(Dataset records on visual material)

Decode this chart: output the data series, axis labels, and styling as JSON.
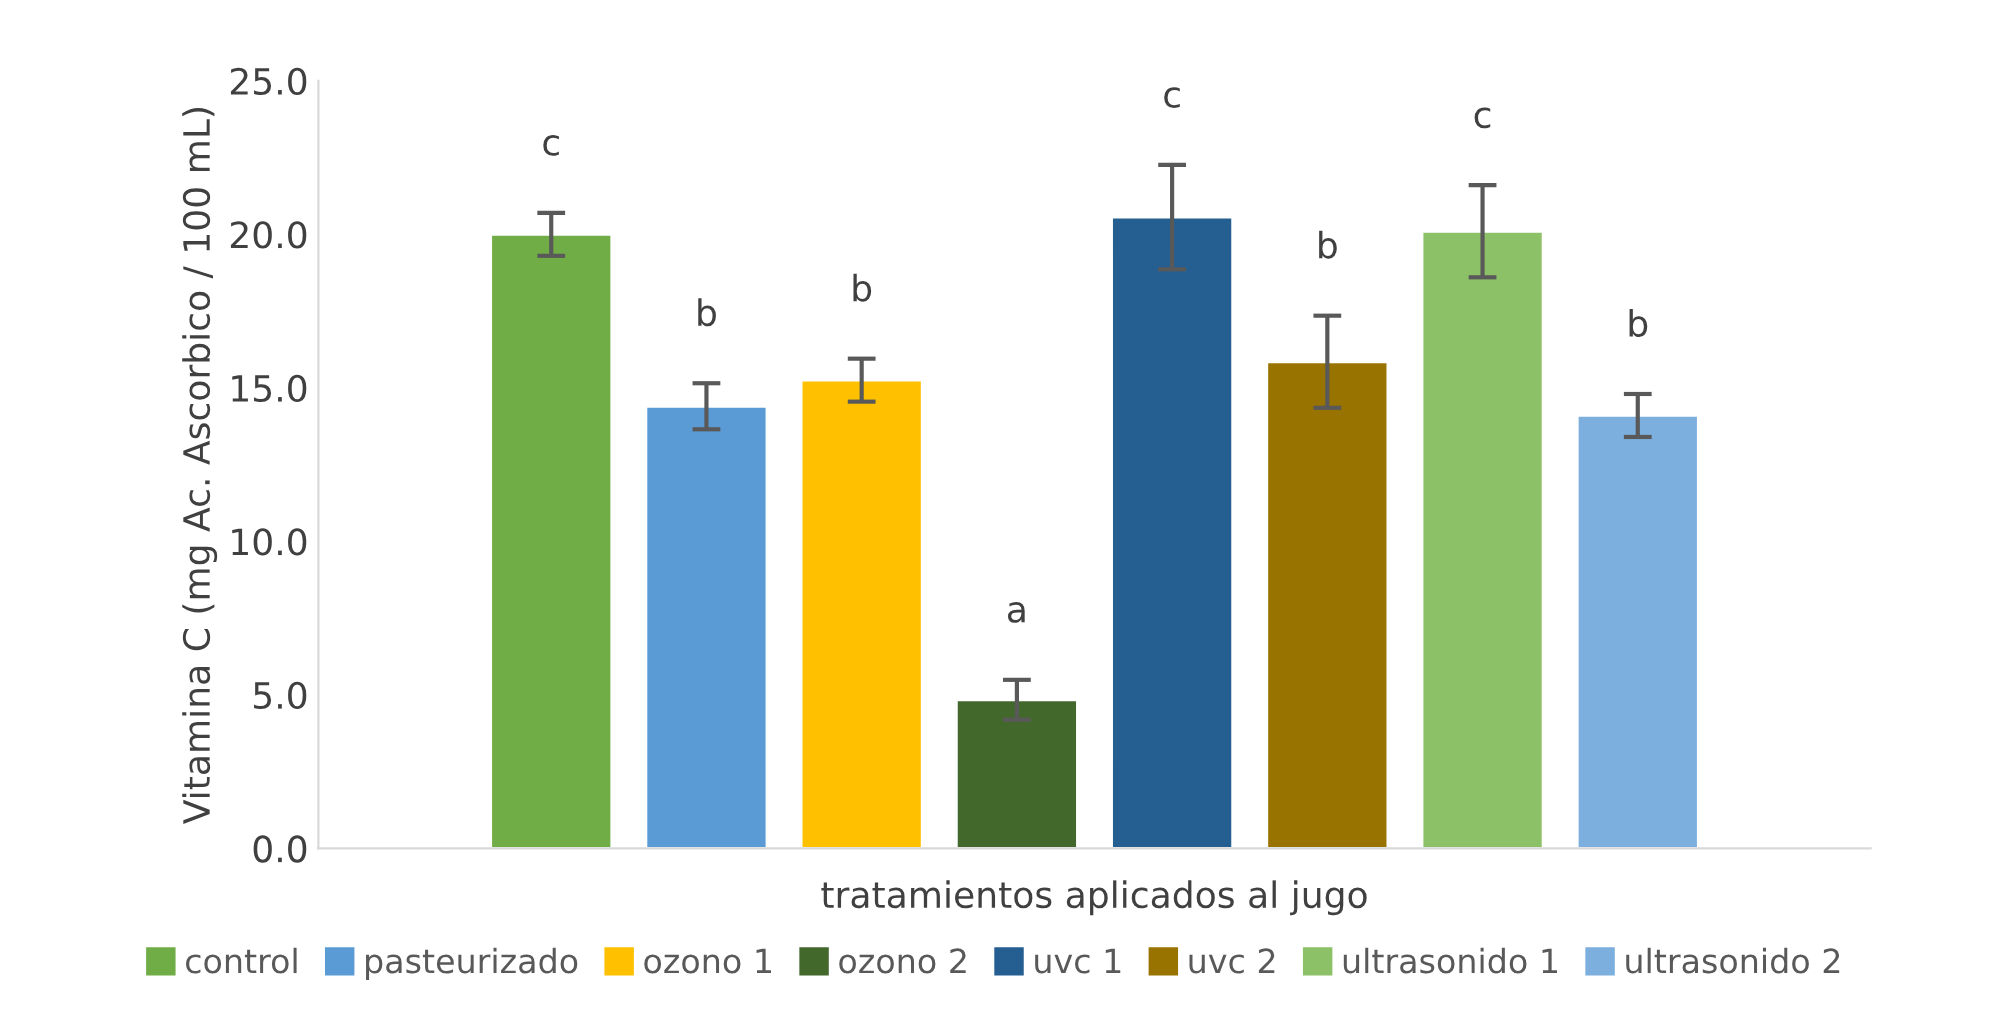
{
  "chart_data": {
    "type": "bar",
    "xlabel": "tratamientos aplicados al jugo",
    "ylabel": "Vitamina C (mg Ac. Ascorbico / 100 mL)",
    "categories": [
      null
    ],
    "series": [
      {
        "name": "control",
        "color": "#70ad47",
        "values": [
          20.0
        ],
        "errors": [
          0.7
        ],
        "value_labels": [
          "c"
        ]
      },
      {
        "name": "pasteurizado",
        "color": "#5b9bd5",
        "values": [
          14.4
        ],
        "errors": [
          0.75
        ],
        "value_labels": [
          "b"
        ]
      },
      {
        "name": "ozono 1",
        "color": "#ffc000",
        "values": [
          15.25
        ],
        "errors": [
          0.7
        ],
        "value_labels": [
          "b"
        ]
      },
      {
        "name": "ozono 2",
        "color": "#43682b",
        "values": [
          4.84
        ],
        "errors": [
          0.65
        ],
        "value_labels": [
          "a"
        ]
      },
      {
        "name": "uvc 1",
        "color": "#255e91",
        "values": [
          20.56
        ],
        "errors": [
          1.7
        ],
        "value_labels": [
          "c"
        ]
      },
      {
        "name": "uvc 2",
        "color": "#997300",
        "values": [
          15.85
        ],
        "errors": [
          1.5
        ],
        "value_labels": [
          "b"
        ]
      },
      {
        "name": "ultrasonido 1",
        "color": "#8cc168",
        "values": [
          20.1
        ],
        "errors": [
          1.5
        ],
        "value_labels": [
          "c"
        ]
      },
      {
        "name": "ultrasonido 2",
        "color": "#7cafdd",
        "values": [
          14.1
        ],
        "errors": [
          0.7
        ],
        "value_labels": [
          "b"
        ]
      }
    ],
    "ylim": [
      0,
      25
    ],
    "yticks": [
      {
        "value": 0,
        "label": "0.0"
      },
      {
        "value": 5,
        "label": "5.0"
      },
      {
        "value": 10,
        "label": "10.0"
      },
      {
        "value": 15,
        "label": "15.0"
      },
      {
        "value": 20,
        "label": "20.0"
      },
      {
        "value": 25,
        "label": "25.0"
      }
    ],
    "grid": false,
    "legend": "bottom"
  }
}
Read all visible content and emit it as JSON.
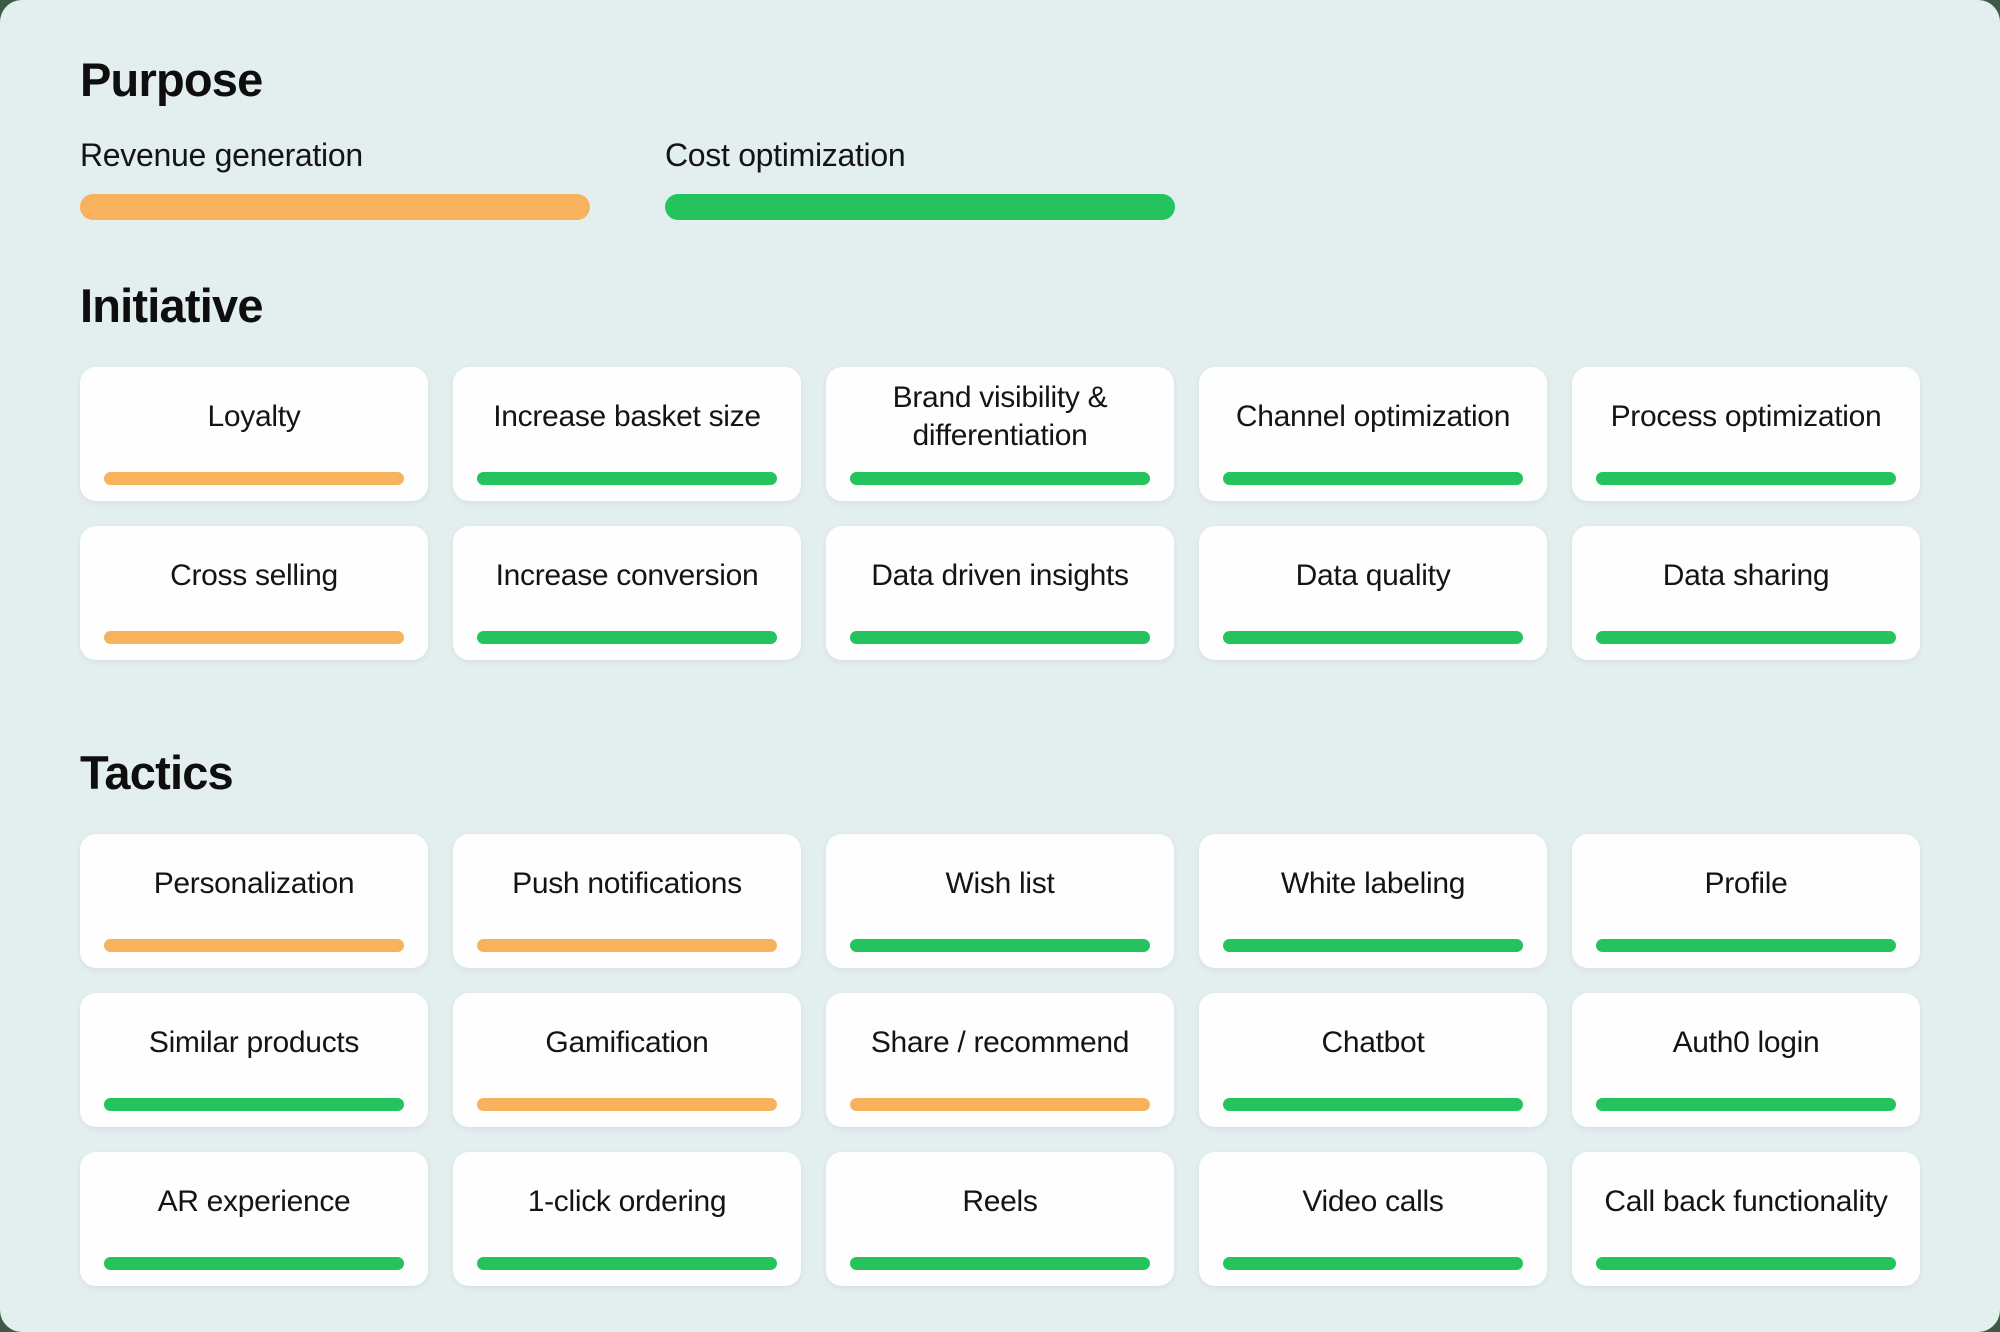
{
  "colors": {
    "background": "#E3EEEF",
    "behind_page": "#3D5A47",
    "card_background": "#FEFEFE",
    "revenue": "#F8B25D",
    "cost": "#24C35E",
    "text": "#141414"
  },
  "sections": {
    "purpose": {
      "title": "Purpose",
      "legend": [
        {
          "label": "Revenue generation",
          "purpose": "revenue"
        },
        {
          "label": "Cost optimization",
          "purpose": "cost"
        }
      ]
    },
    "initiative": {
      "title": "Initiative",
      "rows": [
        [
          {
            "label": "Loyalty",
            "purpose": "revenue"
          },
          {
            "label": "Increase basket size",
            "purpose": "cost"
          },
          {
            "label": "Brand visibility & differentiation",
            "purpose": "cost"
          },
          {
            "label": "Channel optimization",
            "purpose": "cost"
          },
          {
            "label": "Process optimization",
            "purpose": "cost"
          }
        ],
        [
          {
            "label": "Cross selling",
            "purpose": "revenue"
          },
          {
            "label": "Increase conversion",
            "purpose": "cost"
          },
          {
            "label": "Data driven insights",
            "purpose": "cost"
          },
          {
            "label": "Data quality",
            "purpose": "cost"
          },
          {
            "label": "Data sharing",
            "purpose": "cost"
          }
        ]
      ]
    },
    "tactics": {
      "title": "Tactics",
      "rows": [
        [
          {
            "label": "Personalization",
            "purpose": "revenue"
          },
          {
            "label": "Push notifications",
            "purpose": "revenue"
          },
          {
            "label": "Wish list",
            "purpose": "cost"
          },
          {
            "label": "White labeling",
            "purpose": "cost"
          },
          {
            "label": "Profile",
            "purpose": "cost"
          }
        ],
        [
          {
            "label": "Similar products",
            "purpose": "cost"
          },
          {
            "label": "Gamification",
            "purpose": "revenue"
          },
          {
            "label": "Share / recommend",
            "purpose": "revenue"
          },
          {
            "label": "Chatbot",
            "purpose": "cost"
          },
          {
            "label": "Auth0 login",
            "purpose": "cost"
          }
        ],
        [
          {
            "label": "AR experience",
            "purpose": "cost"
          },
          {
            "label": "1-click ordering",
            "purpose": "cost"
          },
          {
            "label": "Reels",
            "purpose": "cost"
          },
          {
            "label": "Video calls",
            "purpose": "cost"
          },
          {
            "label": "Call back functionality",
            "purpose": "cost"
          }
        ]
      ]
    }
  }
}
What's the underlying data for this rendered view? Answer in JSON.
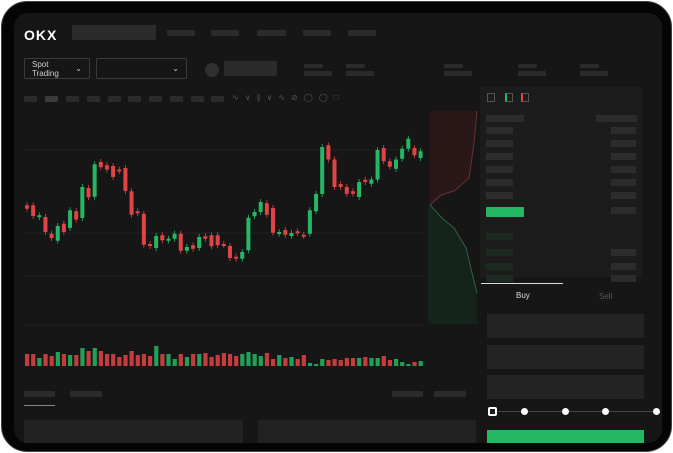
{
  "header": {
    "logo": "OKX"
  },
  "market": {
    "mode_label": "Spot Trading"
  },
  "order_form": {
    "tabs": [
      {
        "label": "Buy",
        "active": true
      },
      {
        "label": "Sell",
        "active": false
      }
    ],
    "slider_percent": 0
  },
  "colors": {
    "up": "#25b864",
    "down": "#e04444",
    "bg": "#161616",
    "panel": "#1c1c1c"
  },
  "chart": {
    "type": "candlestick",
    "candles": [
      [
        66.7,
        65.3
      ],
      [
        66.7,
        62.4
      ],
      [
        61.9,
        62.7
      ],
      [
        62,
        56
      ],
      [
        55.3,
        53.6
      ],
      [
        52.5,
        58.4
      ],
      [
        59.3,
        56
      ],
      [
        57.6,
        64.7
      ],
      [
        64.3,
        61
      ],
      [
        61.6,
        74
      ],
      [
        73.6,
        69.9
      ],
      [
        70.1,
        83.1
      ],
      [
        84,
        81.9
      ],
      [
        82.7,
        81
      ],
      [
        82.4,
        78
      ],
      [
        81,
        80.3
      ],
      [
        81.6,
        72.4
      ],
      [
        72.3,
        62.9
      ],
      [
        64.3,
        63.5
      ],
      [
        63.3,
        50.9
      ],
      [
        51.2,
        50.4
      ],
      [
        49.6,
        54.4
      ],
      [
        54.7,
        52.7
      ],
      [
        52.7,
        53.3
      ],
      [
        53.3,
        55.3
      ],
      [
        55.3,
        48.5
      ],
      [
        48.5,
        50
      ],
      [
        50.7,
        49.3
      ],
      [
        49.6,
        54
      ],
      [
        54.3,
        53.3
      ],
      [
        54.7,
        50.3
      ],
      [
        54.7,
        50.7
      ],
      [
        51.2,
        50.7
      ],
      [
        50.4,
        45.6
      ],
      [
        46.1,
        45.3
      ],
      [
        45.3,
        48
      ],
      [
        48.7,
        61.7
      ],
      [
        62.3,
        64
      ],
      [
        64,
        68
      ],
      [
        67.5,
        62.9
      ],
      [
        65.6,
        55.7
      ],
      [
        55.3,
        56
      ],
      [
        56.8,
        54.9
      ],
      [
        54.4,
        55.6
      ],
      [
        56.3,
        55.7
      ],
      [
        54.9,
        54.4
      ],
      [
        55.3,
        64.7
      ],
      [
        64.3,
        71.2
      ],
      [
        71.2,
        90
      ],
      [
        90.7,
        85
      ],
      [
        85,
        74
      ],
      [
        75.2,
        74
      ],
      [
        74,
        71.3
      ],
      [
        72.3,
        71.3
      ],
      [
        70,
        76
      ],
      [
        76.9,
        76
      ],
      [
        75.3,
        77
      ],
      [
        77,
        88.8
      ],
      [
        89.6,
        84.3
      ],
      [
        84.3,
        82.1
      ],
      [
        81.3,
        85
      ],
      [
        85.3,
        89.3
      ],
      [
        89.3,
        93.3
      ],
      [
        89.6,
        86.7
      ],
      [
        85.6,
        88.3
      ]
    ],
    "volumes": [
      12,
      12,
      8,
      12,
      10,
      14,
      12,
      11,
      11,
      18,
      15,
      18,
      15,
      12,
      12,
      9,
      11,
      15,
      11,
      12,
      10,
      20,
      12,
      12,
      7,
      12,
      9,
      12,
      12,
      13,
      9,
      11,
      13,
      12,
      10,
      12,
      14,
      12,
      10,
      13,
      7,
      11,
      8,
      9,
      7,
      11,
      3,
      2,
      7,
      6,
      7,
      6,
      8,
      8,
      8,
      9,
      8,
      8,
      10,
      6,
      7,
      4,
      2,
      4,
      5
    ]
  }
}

» Do this: Search the records above for the string "JSON". Copy every line that contains it.

» Output of the task:
Decode this chart: output the data series, axis labels, and styling as JSON.
Read all visible content and emit it as JSON.
What's the underlying data for this rendered view? Answer in JSON.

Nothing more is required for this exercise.